Instruction:
Write out the whole listing exactly as it stands.

[START Records supplied]

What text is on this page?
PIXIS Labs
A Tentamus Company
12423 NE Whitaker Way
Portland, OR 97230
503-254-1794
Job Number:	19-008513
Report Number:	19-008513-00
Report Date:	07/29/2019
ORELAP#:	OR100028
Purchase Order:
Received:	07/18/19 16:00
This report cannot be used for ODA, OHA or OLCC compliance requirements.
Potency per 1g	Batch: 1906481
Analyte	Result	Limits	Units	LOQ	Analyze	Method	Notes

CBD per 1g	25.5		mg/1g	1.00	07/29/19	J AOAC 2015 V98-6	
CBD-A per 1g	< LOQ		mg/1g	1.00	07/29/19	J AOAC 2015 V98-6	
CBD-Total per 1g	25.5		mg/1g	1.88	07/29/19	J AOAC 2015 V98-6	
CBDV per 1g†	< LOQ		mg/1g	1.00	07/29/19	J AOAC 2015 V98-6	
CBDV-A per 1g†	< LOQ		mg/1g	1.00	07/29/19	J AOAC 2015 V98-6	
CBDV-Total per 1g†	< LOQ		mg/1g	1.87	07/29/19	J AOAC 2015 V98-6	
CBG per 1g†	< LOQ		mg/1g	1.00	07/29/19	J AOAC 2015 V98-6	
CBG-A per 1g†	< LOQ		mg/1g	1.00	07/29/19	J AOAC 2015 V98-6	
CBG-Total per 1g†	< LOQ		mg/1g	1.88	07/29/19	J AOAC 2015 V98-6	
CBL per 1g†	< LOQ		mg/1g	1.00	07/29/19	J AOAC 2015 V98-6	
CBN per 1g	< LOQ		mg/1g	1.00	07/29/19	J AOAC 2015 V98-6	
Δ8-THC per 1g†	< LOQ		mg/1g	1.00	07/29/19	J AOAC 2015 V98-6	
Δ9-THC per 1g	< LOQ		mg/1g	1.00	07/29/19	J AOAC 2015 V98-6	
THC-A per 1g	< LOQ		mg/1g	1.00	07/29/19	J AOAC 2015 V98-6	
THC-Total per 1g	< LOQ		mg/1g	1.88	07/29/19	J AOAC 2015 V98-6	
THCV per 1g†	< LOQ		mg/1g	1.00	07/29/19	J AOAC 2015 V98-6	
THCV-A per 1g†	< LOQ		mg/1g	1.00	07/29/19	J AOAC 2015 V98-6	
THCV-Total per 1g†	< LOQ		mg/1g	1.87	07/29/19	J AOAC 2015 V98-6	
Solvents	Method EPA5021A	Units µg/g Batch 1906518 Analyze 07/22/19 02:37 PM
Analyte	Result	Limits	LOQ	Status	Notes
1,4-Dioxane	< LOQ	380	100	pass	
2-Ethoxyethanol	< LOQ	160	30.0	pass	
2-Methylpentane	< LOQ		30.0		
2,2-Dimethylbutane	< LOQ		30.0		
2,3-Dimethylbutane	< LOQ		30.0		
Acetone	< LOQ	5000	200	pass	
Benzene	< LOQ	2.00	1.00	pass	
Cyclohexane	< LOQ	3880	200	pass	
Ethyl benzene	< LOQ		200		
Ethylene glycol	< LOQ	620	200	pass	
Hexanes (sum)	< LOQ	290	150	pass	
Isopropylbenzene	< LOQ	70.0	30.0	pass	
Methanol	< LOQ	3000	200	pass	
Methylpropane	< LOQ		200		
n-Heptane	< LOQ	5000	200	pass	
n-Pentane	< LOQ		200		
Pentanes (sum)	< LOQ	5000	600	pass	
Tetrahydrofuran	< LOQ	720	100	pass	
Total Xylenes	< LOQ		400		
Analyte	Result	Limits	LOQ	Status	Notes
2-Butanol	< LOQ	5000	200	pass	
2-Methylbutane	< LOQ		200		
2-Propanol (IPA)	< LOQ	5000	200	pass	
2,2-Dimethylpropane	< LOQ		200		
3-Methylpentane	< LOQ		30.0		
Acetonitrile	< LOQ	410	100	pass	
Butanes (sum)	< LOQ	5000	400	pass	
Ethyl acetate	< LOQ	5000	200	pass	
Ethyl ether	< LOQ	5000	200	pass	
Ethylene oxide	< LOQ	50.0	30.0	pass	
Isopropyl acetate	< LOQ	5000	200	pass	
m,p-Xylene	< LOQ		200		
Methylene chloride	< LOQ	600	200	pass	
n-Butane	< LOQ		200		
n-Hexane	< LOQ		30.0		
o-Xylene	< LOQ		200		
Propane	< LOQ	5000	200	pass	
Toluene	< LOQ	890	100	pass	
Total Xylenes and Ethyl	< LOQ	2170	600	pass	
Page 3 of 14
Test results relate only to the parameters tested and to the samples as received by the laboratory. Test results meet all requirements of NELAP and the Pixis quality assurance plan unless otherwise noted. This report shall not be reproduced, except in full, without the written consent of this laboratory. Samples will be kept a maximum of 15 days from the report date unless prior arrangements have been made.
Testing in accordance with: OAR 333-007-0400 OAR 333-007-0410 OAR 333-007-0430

[END Records supplied]

Output for this task:
What text is on this page?
PIXIS Labs
A Tentamus Company
12423 NE Whitaker Way
Portland, OR 97230
503-254-1794
Job Number:	19-008513
Report Number:	19-008513-00
Report Date:	07/29/2019
ORELAP#:	OR100028
Purchase Order:
Received:	07/18/19 16:00
This report cannot be used for ODA, OHA or OLCC compliance requirements.
Potency per 1g	Batch: 1906481
Analyte	Result	Limits	Units	LOQ	Analyze	Method	Notes

CBD per 1g	25.5		mg/1g	1.00	07/29/19	J AOAC 2015 V98-6	
CBD-A per 1g	< LOQ		mg/1g	1.00	07/29/19	J AOAC 2015 V98-6	
CBD-Total per 1g	25.5		mg/1g	1.88	07/29/19	J AOAC 2015 V98-6	
CBDV per 1g†	< LOQ		mg/1g	1.00	07/29/19	J AOAC 2015 V98-6	
CBDV-A per 1g†	< LOQ		mg/1g	1.00	07/29/19	J AOAC 2015 V98-6	
CBDV-Total per 1g†	< LOQ		mg/1g	1.87	07/29/19	J AOAC 2015 V98-6	
CBG per 1g†	< LOQ		mg/1g	1.00	07/29/19	J AOAC 2015 V98-6	
CBG-A per 1g†	< LOQ		mg/1g	1.00	07/29/19	J AOAC 2015 V98-6	
CBG-Total per 1g†	< LOQ		mg/1g	1.88	07/29/19	J AOAC 2015 V98-6	
CBL per 1g†	< LOQ		mg/1g	1.00	07/29/19	J AOAC 2015 V98-6	
CBN per 1g	< LOQ		mg/1g	1.00	07/29/19	J AOAC 2015 V98-6	
Δ8-THC per 1g†	< LOQ		mg/1g	1.00	07/29/19	J AOAC 2015 V98-6	
Δ9-THC per 1g	< LOQ		mg/1g	1.00	07/29/19	J AOAC 2015 V98-6	
THC-A per 1g	< LOQ		mg/1g	1.00	07/29/19	J AOAC 2015 V98-6	
THC-Total per 1g	< LOQ		mg/1g	1.88	07/29/19	J AOAC 2015 V98-6	
THCV per 1g†	< LOQ		mg/1g	1.00	07/29/19	J AOAC 2015 V98-6	
THCV-A per 1g†	< LOQ		mg/1g	1.00	07/29/19	J AOAC 2015 V98-6	
THCV-Total per 1g†	< LOQ		mg/1g	1.87	07/29/19	J AOAC 2015 V98-6	
Solvents	Method EPA5021A	Units µg/g Batch 1906518 Analyze 07/22/19 02:37 PM
Analyte	Result	Limits	LOQ	Status	Notes
1,4-Dioxane	< LOQ	380	100	pass	
2-Ethoxyethanol	< LOQ	160	30.0	pass	
2-Methylpentane	< LOQ		30.0		
2,2-Dimethylbutane	< LOQ		30.0		
2,3-Dimethylbutane	< LOQ		30.0		
Acetone	< LOQ	5000	200	pass	
Benzene	< LOQ	2.00	1.00	pass	
Cyclohexane	< LOQ	3880	200	pass	
Ethyl benzene	< LOQ		200		
Ethylene glycol	< LOQ	620	200	pass	
Hexanes (sum)	< LOQ	290	150	pass	
Isopropylbenzene	< LOQ	70.0	30.0	pass	
Methanol	< LOQ	3000	200	pass	
Methylpropane	< LOQ		200		
n-Heptane	< LOQ	5000	200	pass	
n-Pentane	< LOQ		200		
Pentanes (sum)	< LOQ	5000	600	pass	
Tetrahydrofuran	< LOQ	720	100	pass	
Total Xylenes	< LOQ		400		
Analyte	Result	Limits	LOQ	Status	Notes
2-Butanol	< LOQ	5000	200	pass	
2-Methylbutane	< LOQ		200		
2-Propanol (IPA)	< LOQ	5000	200	pass	
2,2-Dimethylpropane	< LOQ		200		
3-Methylpentane	< LOQ		30.0		
Acetonitrile	< LOQ	410	100	pass	
Butanes (sum)	< LOQ	5000	400	pass	
Ethyl acetate	< LOQ	5000	200	pass	
Ethyl ether	< LOQ	5000	200	pass	
Ethylene oxide	< LOQ	50.0	30.0	pass	
Isopropyl acetate	< LOQ	5000	200	pass	
m,p-Xylene	< LOQ		200		
Methylene chloride	< LOQ	600	200	pass	
n-Butane	< LOQ		200		
n-Hexane	< LOQ		30.0		
o-Xylene	< LOQ		200		
Propane	< LOQ	5000	200	pass	
Toluene	< LOQ	890	100	pass	
Total Xylenes and Ethyl	< LOQ	2170	600	pass	
Page 3 of 14
Test results relate only to the parameters tested and to the samples as received by the laboratory. Test results meet all requirements of NELAP and the Pixis quality assurance plan unless otherwise noted. This report shall not be reproduced, except in full, without the written consent of this laboratory. Samples will be kept a maximum of 15 days from the report date unless prior arrangements have been made.
Testing in accordance with: OAR 333-007-0400 OAR 333-007-0410 OAR 333-007-0430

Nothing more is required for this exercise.